# DOCUMENT TEXT
== Segment start ==
All in all, we consider the use of a barcode-containing viral library as a significant technical advance over previous tools, since it can unequivocally assign clonal relationships among infected cells, regardless of the caveats that the Fishell laboratory and us already discussed in the original reports (Harwell et al., 2015; Mayer et al., 2015).

Non-random distribution of interneurons

Sultan et al. state that clonally related interneurons do not randomly disperse in the forebrain. We completely agree with this. We think it is important to highlight that nowhere in our previous study do we claim that the production or organization of forebrain interneurons are random events. We concluded that interneurons derived from the same clonal lineages were widely dispersed, occupying distant positions throughout the cortex, and could even be distributed through different forebrain structures (Harwell et al., 2015; Mayer et al., 2015), but this does in no way mean that the allocation of interneurons to those structures would be randomized, as implied in the analyses of Sultan et al.
== Segment end ==
Rows from a collection:
== Segment start ==
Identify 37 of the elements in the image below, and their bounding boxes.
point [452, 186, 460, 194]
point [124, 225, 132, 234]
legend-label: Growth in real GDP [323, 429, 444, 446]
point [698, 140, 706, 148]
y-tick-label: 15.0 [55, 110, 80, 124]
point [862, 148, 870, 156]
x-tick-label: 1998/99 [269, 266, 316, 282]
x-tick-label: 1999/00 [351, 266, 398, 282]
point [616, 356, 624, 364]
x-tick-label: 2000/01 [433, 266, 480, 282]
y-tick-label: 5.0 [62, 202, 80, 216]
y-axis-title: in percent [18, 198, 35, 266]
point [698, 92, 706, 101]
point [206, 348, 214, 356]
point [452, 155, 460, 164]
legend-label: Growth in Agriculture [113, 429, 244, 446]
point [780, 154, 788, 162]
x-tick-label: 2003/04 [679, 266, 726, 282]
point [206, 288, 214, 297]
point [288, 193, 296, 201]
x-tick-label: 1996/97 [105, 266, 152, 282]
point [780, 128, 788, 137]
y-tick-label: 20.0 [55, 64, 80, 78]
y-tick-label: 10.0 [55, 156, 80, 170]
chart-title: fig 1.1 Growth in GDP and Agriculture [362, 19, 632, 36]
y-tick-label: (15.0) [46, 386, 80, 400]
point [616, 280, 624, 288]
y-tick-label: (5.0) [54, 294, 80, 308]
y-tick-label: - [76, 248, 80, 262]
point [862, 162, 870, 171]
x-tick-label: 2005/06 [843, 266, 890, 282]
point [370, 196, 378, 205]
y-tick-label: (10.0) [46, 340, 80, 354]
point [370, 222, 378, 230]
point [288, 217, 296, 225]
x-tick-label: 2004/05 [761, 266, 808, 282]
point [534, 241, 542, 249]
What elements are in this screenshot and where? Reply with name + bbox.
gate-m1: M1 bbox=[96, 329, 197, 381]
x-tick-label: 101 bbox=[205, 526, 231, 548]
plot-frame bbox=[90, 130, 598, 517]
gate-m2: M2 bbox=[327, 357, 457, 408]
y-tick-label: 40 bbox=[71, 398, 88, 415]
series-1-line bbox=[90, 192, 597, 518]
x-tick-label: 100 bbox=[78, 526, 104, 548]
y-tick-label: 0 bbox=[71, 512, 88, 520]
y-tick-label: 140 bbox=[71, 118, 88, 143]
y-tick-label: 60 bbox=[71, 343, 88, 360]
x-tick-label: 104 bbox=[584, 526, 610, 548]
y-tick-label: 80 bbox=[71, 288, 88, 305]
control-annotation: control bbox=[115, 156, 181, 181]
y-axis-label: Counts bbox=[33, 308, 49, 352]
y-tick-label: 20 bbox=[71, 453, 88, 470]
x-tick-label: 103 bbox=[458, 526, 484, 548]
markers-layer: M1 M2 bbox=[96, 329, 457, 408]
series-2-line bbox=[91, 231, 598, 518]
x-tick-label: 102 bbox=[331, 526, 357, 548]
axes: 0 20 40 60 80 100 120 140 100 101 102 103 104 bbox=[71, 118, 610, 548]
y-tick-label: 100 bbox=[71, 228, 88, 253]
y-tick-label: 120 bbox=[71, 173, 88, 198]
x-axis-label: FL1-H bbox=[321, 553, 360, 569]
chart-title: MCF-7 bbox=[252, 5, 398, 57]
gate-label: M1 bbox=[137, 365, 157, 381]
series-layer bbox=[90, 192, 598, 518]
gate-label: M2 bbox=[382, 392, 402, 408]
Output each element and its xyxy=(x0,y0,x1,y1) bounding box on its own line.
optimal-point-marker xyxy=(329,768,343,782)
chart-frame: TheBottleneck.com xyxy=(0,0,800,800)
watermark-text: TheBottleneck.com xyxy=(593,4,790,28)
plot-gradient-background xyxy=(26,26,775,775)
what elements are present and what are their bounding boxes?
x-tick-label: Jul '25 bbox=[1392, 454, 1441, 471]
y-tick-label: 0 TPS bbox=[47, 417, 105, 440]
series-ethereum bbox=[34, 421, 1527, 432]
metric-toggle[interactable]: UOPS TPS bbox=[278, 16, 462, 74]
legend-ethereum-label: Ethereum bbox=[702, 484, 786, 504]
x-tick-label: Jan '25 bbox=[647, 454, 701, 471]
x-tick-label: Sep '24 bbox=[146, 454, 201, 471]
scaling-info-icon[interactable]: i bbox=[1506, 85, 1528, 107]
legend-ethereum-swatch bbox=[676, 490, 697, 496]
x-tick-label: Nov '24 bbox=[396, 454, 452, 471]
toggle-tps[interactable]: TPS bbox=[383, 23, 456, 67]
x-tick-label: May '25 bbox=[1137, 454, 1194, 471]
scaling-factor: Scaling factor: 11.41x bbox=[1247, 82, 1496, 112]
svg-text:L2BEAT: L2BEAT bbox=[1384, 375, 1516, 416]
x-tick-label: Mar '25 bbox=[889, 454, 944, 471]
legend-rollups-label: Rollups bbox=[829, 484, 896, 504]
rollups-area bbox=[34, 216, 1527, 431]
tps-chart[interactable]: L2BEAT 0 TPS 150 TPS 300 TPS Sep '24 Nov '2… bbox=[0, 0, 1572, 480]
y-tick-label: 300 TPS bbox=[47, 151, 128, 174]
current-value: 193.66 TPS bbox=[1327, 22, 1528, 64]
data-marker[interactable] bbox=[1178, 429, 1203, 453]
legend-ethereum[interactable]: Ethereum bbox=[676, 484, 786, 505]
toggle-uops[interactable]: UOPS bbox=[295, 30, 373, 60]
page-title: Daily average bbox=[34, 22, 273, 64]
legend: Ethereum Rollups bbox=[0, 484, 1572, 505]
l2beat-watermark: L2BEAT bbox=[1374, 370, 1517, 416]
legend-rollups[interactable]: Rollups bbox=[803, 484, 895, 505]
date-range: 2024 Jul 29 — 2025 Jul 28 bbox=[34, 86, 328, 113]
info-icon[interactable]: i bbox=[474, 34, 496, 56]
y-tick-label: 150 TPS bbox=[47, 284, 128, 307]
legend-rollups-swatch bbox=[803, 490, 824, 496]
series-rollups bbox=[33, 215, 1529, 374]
== Segment end ==
# PROMPT 1
Name every researcher's surname that appears in the passage on interneuron lineages, each listed once.
# PROMPT 2
Carry on the passage on interneuron lineages from its last sentence.
These rows come from a different source than the text above them.

# EXERCISE OUTPUT 1
Fishell, Harwell, Mayer, Sultan

# EXERCISE OUTPUT 2
Sultan et al. use the idea of the ‘random walk’ behavior of some migrating interneurons described by other authors (Ang et al., 2003; Tanaka et al. 2009) to suggest that cortical interneurons might migrate towards their final positions through “random diffusion”, making this a focal point of their discussion. This idea was also the basis for the null hypothesis in Brown et al., 2011. However, the reports cited by them refer only to the behavior of a subset of cortical interneurons (those entering the cortex through the marginal zone migratory route) during their migration, and not to their final allocation within the brain, which is far from randomized (Marín, 2013; Guo and Anton, 2014).

MGE/PoA-derived interneurons are allocated to brain structures in different proportions

One of the two main questions posed by Sultan et al. is “(1) Do a majority of interneuron clones disperse across different anatomic divisions or brain structures?” Both the Mayer et al. and Harwell et al. articles already answered this question, reporting that the majority of multi-cell clones were located in a single brain structure (71 % and 57.9 %, respectively; n = 3 brains [Mayer et al., 2015; Harwell et al., 2015 – note that Figure 3 in the Sultan et al. report is based on a single brain from the Harwell et al. dataset, not on the actual total numbers reported in that study, which were collected from a total of 3 brains]). However, Sultan et al. perform some analyses that we believe merit additional consideration.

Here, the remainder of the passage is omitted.